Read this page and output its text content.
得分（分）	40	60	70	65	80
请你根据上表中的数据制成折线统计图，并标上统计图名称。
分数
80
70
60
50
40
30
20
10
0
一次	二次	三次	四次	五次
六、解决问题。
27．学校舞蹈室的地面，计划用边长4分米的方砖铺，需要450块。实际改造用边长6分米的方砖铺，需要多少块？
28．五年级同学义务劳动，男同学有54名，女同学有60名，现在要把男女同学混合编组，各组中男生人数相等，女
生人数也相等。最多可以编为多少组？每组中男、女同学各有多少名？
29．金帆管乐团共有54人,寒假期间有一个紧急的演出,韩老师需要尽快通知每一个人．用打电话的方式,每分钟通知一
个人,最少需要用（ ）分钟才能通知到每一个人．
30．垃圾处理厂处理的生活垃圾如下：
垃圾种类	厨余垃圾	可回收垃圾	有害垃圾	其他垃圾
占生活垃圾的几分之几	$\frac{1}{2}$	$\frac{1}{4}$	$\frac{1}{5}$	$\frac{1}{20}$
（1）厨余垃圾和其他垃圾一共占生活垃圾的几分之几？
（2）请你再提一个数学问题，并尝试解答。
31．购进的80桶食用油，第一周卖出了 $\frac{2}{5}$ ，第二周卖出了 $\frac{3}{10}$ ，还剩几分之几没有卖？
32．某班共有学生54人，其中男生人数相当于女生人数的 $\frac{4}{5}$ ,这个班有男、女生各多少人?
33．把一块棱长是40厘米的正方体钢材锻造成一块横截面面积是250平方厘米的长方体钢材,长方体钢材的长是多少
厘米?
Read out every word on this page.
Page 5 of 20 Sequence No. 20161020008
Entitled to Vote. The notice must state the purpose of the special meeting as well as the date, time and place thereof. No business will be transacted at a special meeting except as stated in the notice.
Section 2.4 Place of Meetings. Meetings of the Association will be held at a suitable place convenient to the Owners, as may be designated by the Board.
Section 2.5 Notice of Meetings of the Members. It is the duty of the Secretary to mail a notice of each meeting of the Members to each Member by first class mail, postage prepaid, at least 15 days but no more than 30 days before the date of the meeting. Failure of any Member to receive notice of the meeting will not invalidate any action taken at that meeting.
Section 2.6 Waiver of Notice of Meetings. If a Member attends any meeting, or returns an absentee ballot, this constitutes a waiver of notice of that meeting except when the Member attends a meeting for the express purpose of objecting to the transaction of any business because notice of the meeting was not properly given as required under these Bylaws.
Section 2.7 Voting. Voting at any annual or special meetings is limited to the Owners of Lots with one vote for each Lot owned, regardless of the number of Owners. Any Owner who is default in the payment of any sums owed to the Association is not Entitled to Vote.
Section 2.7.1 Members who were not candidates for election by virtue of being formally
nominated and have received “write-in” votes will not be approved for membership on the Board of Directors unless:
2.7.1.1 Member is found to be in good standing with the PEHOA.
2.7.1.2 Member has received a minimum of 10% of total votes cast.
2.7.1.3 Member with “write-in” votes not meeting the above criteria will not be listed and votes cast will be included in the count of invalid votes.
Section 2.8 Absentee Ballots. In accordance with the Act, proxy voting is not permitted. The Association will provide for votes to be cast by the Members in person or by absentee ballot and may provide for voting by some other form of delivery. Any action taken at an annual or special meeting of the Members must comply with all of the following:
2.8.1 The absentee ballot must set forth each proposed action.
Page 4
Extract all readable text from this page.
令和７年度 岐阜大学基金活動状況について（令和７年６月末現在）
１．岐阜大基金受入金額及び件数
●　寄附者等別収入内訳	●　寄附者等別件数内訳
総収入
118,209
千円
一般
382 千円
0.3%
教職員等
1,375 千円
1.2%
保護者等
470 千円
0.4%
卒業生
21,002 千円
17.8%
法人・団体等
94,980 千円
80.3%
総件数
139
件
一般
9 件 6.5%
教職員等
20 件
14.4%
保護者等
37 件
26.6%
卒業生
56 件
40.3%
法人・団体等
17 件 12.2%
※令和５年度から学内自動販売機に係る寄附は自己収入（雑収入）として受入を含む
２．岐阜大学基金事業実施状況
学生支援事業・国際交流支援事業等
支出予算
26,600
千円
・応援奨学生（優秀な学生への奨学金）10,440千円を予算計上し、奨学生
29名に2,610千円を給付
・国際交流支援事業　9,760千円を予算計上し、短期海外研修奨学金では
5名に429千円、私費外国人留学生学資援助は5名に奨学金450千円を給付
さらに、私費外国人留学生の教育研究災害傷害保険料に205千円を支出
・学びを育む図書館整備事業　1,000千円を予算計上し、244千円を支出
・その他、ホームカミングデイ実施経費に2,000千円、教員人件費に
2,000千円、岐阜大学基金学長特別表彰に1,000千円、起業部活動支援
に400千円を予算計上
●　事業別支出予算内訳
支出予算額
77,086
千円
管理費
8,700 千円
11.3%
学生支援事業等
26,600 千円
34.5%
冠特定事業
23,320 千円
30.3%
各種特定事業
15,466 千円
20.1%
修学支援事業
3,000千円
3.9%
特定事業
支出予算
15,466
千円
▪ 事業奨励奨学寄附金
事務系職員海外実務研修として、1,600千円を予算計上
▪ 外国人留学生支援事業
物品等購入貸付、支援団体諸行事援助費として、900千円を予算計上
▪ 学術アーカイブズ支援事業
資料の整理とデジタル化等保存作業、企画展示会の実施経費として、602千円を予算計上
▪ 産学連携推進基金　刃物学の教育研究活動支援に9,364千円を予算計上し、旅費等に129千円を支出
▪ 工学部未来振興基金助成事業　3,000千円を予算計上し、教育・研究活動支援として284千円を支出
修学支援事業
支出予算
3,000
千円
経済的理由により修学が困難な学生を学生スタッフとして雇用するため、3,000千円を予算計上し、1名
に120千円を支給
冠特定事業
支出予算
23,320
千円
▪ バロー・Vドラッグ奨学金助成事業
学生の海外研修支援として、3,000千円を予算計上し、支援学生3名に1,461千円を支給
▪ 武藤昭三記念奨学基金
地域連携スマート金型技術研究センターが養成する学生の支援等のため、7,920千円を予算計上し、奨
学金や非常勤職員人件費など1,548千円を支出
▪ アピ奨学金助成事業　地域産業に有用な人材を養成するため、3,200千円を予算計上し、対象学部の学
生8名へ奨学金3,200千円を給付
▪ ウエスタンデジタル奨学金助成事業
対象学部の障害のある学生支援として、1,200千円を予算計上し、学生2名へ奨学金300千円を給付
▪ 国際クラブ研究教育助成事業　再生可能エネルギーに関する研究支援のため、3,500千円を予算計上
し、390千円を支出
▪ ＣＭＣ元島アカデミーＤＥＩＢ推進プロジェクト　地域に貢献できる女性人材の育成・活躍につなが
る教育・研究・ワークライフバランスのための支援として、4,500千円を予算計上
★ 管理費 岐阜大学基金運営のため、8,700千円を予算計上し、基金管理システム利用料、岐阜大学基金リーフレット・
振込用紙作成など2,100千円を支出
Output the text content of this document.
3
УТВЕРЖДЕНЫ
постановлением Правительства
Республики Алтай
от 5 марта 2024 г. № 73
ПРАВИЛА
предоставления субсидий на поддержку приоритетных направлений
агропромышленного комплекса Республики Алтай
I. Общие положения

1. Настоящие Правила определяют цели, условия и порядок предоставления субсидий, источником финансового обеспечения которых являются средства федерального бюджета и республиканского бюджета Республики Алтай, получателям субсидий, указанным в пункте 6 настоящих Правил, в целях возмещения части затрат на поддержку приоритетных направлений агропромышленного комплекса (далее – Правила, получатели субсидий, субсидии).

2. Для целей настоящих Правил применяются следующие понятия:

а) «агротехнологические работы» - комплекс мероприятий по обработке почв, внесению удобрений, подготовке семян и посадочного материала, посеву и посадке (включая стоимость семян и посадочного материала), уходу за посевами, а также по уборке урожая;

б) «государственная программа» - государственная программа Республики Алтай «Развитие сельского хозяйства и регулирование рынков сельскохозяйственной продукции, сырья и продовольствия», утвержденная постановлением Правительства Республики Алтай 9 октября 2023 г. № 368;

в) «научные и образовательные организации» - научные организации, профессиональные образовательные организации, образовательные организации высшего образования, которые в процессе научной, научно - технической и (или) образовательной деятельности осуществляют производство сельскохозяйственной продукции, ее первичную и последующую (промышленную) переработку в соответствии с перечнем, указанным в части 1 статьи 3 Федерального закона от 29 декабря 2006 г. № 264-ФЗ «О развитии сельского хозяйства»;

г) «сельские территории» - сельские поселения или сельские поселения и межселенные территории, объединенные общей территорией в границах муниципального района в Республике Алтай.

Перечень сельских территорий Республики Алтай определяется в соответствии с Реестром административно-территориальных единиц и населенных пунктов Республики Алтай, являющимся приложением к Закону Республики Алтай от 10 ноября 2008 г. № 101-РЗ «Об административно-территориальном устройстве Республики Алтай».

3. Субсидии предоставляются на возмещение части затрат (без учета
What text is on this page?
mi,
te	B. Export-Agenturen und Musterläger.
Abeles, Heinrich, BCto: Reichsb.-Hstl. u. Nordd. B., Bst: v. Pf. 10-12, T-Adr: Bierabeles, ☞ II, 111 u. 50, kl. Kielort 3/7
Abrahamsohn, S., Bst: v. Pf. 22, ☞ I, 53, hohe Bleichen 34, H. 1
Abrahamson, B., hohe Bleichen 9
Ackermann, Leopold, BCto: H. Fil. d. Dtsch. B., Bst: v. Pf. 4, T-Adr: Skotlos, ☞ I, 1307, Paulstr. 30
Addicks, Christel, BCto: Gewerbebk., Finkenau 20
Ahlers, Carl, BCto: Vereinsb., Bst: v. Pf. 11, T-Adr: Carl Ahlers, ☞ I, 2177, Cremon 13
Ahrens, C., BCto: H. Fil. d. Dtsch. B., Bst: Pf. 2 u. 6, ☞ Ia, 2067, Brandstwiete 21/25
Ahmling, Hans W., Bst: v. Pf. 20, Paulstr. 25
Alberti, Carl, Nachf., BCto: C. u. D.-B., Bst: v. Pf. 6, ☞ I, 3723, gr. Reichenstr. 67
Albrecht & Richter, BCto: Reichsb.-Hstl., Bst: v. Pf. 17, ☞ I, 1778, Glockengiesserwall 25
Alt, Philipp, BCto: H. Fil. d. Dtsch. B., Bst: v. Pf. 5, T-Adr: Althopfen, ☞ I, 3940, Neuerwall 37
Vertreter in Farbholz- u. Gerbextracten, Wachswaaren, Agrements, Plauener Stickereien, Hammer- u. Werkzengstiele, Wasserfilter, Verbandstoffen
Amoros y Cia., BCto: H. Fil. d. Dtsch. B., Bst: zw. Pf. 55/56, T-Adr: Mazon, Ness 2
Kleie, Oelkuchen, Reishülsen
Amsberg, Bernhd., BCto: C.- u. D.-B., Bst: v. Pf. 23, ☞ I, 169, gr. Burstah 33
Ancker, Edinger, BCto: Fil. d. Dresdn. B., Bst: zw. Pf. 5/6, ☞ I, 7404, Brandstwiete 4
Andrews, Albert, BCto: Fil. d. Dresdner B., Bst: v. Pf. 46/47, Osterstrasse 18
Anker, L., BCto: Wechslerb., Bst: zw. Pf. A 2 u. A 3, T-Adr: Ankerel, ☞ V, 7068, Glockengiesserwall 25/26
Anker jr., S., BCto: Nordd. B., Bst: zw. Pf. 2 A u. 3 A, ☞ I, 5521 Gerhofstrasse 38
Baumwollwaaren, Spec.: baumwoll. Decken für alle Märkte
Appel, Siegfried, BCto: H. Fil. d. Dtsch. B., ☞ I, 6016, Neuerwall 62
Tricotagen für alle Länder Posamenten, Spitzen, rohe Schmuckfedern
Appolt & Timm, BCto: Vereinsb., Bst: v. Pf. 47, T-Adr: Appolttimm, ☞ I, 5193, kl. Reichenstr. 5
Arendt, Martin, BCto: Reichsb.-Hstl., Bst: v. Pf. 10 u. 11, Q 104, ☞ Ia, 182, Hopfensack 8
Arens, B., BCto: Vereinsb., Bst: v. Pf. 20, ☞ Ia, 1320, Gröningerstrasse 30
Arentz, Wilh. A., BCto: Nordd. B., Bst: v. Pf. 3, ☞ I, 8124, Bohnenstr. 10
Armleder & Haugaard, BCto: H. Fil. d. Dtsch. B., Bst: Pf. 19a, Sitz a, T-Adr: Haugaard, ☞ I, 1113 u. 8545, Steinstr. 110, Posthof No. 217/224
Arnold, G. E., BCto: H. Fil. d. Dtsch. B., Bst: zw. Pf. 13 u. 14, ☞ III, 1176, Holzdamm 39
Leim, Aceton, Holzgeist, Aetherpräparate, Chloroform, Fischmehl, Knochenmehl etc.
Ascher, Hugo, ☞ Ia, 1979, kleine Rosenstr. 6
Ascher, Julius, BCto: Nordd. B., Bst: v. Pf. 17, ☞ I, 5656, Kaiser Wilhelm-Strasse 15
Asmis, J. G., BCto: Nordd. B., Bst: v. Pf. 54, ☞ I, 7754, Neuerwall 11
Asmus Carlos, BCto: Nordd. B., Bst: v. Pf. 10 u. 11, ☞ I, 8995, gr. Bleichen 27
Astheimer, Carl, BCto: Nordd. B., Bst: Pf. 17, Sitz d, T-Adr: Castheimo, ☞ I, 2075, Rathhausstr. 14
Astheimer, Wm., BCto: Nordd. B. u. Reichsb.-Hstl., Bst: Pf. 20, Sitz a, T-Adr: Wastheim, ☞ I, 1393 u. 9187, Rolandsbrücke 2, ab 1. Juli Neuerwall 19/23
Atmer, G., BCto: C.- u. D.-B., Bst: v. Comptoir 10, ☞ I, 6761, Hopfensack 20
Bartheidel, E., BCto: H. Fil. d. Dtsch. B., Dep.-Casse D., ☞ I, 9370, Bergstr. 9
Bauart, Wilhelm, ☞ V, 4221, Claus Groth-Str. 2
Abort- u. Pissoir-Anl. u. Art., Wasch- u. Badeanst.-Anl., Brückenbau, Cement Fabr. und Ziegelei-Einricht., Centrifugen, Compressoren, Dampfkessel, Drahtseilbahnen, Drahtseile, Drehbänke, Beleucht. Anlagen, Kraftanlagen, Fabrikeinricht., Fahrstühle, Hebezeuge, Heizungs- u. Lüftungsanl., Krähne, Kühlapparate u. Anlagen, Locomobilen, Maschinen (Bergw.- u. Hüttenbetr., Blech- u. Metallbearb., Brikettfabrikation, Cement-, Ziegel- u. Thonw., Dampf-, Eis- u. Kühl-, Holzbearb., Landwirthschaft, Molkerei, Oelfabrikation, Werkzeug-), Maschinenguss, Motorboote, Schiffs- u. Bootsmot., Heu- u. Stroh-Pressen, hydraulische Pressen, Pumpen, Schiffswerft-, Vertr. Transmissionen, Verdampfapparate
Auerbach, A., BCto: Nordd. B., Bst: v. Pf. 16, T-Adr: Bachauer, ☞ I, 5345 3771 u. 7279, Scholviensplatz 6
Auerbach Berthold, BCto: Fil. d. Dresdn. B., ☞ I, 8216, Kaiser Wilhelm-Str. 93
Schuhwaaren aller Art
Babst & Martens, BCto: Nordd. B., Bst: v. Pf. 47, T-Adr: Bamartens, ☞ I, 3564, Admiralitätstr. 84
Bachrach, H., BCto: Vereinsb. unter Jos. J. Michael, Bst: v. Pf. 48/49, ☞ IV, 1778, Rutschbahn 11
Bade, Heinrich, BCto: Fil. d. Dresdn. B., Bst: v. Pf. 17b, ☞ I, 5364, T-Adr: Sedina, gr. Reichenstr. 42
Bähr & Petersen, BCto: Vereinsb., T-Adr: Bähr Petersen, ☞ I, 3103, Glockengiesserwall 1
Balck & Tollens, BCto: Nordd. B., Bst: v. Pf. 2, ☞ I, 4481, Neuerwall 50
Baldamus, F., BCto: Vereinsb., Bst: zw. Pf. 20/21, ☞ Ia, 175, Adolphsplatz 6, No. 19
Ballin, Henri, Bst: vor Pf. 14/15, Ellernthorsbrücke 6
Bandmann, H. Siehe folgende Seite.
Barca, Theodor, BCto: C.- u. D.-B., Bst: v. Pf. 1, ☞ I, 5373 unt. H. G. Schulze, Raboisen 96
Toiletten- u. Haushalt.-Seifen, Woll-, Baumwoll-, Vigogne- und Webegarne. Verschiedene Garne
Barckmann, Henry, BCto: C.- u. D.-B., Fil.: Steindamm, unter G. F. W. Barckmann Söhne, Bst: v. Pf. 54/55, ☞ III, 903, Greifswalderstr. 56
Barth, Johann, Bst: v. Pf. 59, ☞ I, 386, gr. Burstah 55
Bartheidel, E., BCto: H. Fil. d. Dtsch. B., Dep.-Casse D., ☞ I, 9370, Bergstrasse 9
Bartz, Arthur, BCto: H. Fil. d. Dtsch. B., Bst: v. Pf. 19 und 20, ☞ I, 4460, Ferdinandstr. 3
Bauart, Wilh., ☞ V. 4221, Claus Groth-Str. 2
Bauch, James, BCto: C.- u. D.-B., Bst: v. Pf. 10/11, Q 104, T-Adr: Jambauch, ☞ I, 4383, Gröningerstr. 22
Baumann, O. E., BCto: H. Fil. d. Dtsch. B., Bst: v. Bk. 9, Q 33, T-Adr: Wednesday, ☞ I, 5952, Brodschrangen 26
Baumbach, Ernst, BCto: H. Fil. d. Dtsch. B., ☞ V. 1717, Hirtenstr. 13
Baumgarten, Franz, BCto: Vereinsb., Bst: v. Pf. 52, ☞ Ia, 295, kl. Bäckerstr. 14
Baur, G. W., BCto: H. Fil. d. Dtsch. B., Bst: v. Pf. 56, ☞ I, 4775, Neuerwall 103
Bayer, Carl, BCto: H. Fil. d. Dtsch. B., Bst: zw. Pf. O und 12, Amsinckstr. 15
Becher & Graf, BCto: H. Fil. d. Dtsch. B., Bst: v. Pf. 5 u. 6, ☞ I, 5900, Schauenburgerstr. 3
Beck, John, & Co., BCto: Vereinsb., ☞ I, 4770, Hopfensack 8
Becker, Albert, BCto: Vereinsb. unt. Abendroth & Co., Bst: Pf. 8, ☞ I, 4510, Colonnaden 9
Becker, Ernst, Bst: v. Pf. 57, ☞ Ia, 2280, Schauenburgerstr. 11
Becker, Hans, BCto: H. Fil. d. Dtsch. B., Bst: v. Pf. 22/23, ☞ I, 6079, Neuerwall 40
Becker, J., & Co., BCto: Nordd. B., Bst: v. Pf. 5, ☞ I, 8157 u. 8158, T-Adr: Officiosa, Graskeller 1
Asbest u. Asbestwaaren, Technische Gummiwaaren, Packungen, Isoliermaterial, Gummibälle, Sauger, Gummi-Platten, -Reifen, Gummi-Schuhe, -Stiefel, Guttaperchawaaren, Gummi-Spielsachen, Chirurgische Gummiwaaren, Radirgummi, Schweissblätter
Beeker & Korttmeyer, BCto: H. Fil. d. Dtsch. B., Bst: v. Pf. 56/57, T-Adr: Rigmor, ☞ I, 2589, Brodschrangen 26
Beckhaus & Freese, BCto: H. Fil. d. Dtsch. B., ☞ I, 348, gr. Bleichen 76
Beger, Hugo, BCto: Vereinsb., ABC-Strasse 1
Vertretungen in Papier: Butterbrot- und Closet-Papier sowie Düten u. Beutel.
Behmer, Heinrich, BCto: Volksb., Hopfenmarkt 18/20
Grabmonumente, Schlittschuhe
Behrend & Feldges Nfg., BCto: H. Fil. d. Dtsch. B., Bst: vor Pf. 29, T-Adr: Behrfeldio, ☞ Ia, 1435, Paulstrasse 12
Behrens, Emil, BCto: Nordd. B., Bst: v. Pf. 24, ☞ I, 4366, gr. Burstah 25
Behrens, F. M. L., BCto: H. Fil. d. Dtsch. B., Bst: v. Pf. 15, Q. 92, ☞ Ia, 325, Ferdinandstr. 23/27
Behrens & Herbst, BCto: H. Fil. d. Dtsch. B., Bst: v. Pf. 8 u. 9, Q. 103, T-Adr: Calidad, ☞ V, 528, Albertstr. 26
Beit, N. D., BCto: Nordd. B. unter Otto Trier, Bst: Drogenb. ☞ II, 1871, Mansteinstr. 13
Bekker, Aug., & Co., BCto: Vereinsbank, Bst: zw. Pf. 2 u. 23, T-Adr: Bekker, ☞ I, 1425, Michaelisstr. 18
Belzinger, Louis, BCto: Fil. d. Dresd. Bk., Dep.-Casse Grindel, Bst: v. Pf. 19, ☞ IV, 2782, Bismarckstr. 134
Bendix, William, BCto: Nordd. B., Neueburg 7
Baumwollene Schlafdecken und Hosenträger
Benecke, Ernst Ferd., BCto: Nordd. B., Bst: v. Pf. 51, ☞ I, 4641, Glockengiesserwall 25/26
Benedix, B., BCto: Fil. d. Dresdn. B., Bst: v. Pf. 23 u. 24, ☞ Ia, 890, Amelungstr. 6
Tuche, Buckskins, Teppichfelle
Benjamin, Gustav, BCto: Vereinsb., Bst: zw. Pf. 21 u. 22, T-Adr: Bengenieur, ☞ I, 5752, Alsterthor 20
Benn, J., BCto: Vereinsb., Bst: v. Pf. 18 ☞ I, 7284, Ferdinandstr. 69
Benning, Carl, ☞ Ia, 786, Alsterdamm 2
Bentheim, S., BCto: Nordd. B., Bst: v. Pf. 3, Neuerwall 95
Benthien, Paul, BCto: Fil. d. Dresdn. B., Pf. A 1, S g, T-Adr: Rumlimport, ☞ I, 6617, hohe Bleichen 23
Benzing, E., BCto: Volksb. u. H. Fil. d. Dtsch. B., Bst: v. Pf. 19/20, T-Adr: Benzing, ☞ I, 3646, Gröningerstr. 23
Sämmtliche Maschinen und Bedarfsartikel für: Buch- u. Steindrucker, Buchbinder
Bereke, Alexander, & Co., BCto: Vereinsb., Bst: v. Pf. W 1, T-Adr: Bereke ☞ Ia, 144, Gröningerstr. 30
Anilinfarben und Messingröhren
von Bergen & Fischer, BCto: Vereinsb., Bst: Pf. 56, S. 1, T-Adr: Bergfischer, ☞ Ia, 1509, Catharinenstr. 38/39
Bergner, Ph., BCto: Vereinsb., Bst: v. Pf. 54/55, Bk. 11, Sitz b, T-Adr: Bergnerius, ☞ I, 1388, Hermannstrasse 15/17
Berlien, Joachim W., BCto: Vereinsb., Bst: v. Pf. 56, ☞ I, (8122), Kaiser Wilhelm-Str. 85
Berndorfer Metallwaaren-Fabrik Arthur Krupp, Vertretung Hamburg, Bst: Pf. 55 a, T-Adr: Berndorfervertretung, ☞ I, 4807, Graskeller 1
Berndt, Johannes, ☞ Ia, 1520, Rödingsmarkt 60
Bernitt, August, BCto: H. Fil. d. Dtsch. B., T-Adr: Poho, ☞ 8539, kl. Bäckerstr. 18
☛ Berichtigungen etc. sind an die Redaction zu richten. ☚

Written task:
Select and copy every line from the records that includes the word "Ferdinandstr".

Response:
Bartz, Arthur, BCto: H. Fil. d. Dtsch. B., Bst: v. Pf. 19 und 20, ☞ I, 4460, Ferdinandstr. 3
Behrens, F. M. L., BCto: H. Fil. d. Dtsch. B., Bst: v. Pf. 15, Q. 92, ☞ Ia, 325, Ferdinandstr. 23/27
Benn, J., BCto: Vereinsb., Bst: v. Pf. 18 ☞ I, 7284, Ferdinandstr. 69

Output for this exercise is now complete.